What you are asked to do:
Where does the string "heading" appear in the records? Copy every line that contains it.

■ ■ ■

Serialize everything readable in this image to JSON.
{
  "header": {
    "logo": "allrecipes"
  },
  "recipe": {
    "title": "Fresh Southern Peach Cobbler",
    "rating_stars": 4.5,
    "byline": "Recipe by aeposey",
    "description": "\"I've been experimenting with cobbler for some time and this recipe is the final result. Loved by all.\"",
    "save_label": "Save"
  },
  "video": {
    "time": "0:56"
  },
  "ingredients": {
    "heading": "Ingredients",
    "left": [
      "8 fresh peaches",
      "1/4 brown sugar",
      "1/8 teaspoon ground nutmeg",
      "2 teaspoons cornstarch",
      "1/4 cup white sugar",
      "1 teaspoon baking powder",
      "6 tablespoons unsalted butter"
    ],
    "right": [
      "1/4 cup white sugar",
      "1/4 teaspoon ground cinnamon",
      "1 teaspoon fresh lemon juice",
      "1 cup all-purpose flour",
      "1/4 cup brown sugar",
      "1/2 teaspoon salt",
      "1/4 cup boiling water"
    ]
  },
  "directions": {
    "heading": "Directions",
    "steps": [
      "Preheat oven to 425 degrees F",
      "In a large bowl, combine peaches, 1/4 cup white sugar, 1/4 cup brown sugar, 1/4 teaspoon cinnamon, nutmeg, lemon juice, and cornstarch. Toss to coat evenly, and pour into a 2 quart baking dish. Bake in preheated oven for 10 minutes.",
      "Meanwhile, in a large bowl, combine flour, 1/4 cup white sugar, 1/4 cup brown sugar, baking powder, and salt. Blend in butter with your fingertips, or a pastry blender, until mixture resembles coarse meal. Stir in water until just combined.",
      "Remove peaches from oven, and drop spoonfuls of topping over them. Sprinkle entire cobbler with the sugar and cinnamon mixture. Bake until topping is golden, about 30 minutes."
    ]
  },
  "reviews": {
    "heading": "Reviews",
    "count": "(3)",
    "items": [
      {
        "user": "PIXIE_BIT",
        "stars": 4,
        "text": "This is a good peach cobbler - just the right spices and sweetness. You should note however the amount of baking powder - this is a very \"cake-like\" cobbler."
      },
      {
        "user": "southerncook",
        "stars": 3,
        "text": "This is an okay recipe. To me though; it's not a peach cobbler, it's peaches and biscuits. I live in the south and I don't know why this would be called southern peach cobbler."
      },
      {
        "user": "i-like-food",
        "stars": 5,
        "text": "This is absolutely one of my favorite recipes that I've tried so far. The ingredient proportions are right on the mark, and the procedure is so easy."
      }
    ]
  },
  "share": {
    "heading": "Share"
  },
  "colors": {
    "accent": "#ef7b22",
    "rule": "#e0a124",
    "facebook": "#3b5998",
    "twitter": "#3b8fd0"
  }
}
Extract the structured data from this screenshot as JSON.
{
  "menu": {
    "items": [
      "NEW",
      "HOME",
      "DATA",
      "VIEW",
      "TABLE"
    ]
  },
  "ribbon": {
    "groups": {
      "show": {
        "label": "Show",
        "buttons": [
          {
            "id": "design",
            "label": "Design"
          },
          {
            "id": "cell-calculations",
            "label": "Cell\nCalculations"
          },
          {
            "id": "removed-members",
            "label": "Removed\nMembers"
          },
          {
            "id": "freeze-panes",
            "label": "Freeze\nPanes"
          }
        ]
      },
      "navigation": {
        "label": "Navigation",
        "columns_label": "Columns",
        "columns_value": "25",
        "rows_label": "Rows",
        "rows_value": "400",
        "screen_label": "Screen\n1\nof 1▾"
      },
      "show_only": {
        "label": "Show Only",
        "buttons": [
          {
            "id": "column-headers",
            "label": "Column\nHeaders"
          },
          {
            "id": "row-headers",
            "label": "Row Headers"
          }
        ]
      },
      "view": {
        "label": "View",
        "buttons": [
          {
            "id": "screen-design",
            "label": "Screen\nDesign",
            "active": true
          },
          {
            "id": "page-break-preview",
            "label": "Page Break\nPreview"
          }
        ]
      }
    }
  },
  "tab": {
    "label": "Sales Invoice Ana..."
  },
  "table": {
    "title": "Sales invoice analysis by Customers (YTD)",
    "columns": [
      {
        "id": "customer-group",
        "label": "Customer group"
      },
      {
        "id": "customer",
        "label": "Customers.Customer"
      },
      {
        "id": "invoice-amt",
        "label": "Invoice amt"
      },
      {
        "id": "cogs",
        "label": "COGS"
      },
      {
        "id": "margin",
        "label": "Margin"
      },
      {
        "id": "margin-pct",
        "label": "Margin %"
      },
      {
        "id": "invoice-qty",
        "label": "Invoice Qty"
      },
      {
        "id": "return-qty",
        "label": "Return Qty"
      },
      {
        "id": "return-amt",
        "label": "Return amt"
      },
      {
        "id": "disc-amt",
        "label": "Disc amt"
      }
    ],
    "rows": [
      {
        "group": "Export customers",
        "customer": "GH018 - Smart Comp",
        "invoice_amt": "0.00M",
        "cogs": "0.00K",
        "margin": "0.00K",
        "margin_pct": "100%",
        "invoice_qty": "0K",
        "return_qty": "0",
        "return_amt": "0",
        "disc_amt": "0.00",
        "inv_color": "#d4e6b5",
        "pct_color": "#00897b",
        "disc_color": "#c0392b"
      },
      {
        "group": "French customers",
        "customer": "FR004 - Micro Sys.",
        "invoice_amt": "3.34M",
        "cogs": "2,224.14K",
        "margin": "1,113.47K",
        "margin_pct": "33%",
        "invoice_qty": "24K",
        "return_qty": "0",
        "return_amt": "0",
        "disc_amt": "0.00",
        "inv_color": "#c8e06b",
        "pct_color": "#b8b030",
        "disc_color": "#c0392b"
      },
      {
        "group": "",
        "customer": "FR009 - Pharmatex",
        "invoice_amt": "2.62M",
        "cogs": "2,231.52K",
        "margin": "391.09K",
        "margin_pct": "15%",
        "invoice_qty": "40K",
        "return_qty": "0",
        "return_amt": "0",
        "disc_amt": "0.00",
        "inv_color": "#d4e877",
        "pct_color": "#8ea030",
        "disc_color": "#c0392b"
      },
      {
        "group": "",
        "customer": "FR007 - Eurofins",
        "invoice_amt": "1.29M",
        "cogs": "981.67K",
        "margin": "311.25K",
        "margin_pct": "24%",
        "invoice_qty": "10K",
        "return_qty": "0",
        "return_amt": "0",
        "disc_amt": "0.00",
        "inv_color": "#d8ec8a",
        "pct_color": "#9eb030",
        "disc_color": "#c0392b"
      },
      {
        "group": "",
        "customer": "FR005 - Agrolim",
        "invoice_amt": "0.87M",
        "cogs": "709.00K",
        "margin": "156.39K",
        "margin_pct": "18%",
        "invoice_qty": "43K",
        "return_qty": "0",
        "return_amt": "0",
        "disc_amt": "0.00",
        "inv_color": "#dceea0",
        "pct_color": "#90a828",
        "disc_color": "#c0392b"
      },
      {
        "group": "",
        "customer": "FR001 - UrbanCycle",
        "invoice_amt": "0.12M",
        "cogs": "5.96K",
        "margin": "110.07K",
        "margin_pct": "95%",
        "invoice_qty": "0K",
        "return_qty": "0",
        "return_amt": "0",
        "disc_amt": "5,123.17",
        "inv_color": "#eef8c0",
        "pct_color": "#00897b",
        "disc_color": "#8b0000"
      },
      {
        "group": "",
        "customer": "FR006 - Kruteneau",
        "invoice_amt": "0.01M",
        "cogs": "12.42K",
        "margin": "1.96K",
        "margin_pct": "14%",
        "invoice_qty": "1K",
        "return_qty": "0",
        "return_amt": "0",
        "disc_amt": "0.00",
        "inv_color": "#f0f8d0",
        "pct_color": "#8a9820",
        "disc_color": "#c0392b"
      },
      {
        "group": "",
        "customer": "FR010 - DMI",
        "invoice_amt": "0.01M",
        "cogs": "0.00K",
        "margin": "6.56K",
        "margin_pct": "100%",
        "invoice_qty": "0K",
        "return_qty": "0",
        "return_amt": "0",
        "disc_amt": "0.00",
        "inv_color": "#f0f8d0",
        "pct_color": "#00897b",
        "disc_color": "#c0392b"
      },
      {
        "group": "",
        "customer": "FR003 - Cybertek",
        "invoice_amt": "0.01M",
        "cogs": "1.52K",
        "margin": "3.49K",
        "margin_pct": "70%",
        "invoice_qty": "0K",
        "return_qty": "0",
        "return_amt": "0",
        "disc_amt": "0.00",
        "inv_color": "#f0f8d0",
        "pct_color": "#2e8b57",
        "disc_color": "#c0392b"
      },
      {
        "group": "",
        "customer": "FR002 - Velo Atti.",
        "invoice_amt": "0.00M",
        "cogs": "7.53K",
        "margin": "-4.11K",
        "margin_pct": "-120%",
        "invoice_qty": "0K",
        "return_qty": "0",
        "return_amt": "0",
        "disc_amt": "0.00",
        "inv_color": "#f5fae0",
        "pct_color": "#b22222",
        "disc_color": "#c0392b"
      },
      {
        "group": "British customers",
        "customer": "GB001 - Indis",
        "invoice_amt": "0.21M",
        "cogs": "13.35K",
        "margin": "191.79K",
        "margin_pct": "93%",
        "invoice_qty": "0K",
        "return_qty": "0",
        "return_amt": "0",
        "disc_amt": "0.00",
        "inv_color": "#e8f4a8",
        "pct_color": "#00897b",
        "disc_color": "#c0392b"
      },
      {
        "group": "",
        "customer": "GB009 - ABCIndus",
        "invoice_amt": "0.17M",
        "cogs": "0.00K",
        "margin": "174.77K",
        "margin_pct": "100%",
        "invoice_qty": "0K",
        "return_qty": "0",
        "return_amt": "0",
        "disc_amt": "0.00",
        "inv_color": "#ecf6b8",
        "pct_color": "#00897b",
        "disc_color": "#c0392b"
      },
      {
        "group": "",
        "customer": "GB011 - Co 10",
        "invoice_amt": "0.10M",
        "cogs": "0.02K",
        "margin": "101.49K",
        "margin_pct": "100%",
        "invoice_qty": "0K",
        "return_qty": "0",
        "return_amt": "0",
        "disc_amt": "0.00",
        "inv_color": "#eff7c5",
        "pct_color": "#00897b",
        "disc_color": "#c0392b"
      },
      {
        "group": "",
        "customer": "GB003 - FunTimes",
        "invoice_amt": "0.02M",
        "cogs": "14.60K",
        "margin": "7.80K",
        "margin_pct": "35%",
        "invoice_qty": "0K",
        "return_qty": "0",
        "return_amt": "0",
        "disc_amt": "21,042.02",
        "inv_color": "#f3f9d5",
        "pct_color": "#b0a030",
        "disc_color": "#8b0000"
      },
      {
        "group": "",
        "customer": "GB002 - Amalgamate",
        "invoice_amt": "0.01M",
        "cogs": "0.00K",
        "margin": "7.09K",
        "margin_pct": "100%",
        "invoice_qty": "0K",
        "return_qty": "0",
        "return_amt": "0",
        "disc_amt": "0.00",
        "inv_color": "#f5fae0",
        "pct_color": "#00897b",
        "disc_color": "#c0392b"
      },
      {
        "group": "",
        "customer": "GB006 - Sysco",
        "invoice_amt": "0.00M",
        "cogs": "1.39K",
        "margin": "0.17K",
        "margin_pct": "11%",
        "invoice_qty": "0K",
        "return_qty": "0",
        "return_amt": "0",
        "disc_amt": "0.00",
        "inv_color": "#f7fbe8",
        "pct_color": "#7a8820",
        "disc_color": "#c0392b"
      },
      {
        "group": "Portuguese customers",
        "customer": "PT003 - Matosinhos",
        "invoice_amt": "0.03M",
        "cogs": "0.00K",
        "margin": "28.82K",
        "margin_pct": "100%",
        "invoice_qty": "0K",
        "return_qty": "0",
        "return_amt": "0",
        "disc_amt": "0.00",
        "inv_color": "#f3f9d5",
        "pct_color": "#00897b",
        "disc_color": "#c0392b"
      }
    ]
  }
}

■ ■ ■

Problem solution:
    "heading": "Ingredients",
    "heading": "Directions",
    "heading": "Reviews",
    "heading": "Share"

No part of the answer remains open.